OPGAVEN:
A. Druk uit het tekstfragment over Tesla de passage af vanaf “Impuls trekkerwereld” tot en met “zo’n impuls nodig.”.
B. Noem alle trekkerfabrikanten die in het tekstfragment over Tesla bij naam worden genoemd.
C. Beantwoord de volgende vragen over het tekstfragment over Tesla.
(i) Hoeveel personen reserveerden een Model 3 in de eerste 24 uur na de lancering?
(ii) In welk jaar zag Tesla het levenslicht?
(iii) Hoe heten de modellen waarmee John Deere de elektrische aandrijving omarmde?

TEKSTFRAGMENT:
· · ·

Tesla heeft inmiddels bijna 400.000 aanbetalingen van 1.000 dollar binnen voor de Model 3, een relatief betaalbare elektrische auto. Daarmee verstevigt de Californische fabrikant zijn reputatie als de ‘Apple onder de autobouwers’. Boerenbusiness.nl vraagt zich af: wat kunnen trekkerfabrikanten hiervan leren?

Tesla heeft wereldwijd zo’n ijzersterke reputatie voor knappe elektrische auto’s opgebouwd dat 170.000 personen besloten er eentje te reserveren in de eerste 24 uur nadat hij werd gelanceerd. Het enige wat je hoefde te doen was een aanbetaling van 1.000 dollar te doen. Inmiddels staat de teller op bijna 400.000, ofwel bijna 400 miljoen dollar. Geen slecht nieuws voor een fabrikant die redelijk krap bij kas zit.

Er zijn veel gelijkenissen tussen Tesla en ’s werelds meest vermogende bedrijf: Apple. Beide zetten ze innovatieve producten in de markt waar mensen graag fiks geld voor neertellen. Dat levert een ijzersterke reputatie op.

Het grootste verschil? Apple kan de Griekse staatsschuld met één overboeking laten verdwijnen. Tesla kreeg het voor elkaar om de helft van haar kapitaal er in een jaar tijd doorheen te jagen. Die pre-orders hebben ze dus hard nodig. Het is een vorm van financieren. Die is niet in de minste plaats nodig om al die accu’s te kunnen produceren.

Impuls trekkerwereld

Wat heeft dat alles nu met trekkerfabrikanten te maken als John Deere, CNH en Agco? Voordat Tesla in 2008 het levenslicht zag (het werd in Europa pas eind 2012 een klein succes) waren andere fabrikanten al actief met een elektrische (hybride) auto. Denk aan de Toyota Prius. Daarvan zijn er genoeg verkocht maar, een goede reputatie heeft hij zeker niet.

Dat is exact de reden waarom Tesla de vloer aan veegt met iedere andere fabrikant en in 2015 de meest verkochte elektrische auto was wereldwijd. De trekkerwereld heeft ook zo’n impuls nodig.

John Deere was eind jaren 2000 de eerste die als grote trekkerfabrikant de elektrische aandrijving omarmde met hun E Premium-modellen. Die zitten nog steeds in het programma – je kunt bijvoorbeeld een kunstmeststrooier of barbecue elektrisch aandrijven – maar succesvol zijn ze niet. Net als bij de auto industrie wordt in een bestaand model een elektromotor/generator gepropt.

· · ·

GEËXTRAHEERDE GEGEVENS:
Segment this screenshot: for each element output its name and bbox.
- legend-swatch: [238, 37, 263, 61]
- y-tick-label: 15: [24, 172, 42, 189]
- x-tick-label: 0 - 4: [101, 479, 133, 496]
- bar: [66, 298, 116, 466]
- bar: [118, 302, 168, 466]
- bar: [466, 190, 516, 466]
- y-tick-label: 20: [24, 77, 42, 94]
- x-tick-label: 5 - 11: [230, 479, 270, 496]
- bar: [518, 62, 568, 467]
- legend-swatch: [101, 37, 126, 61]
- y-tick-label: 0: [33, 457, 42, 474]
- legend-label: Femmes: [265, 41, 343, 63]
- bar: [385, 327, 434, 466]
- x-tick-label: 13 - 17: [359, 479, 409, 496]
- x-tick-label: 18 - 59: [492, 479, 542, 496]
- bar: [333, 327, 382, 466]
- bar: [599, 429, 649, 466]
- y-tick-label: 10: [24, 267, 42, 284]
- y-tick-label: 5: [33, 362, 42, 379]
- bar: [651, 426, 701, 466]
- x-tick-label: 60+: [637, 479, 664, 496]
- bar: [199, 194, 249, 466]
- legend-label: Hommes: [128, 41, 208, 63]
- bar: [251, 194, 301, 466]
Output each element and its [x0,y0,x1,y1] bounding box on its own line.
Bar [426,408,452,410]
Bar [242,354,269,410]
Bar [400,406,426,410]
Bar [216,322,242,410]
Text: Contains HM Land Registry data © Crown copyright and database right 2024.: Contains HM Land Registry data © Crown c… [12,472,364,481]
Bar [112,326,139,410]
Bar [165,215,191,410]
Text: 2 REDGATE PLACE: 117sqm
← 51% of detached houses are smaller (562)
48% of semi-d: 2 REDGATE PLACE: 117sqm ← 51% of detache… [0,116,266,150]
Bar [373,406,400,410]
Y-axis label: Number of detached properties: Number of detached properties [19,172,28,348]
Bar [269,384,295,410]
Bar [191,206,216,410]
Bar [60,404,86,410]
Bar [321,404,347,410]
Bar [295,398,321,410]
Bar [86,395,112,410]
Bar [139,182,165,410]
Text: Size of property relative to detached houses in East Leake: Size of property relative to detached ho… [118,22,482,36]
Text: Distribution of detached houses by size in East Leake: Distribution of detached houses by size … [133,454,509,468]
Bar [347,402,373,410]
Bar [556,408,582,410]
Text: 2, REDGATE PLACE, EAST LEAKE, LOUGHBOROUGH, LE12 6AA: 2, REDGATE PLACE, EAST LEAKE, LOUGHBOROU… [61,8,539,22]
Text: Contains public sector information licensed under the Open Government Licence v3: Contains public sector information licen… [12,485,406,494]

· · ·

UITGEWERKTE ANTWOORDEN:
A.
Impuls trekkerwereld

Wat heeft dat alles nu met trekkerfabrikanten te maken als John Deere, CNH en Agco? Voordat Tesla in 2008 het levenslicht zag (het werd in Europa pas eind 2012 een klein succes) waren andere fabrikanten al actief met een elektrische (hybride) auto. Denk aan de Toyota Prius. Daarvan zijn er genoeg verkocht maar, een goede reputatie heeft hij zeker niet.

Dat is exact de reden waarom Tesla de vloer aan veegt met iedere andere fabrikant en in 2015 de meest verkochte elektrische auto was wereldwijd. De trekkerwereld heeft ook zo’n impuls nodig.

B. John Deere, CNH, Agco

C.
(i) 170.000
(ii) 2008
(iii) De E Premium-modellen